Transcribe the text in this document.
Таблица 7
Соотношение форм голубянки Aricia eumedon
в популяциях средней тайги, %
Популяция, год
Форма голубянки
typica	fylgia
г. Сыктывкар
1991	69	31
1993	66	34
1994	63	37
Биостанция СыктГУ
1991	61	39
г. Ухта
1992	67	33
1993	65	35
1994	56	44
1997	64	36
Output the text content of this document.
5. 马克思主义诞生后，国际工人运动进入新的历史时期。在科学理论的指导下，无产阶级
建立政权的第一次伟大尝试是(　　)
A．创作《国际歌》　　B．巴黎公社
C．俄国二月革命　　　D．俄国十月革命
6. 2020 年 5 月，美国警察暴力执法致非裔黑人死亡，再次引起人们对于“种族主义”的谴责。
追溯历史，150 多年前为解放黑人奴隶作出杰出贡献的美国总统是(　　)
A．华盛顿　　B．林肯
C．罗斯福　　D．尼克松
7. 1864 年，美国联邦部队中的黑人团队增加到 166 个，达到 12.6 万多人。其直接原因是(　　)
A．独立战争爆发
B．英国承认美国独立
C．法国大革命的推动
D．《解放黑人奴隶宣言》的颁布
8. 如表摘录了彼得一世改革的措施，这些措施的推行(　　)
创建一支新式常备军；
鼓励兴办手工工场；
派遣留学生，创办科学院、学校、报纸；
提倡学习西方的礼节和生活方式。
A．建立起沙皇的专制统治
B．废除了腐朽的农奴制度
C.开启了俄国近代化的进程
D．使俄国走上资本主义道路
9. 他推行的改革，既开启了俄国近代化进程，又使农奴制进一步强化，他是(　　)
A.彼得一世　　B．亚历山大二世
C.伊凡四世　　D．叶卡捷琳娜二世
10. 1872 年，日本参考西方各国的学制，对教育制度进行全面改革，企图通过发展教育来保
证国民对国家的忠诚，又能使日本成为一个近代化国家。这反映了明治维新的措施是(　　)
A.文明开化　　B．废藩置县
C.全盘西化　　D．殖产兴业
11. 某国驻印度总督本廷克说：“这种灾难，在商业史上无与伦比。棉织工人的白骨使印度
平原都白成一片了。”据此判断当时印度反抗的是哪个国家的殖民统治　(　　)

========================

**THE REQUEST**
From the entries above, collect every line with the string "text" in it.

**OUTPUT BELOW**
Transcribe the text in this document.
Output the text content of this document.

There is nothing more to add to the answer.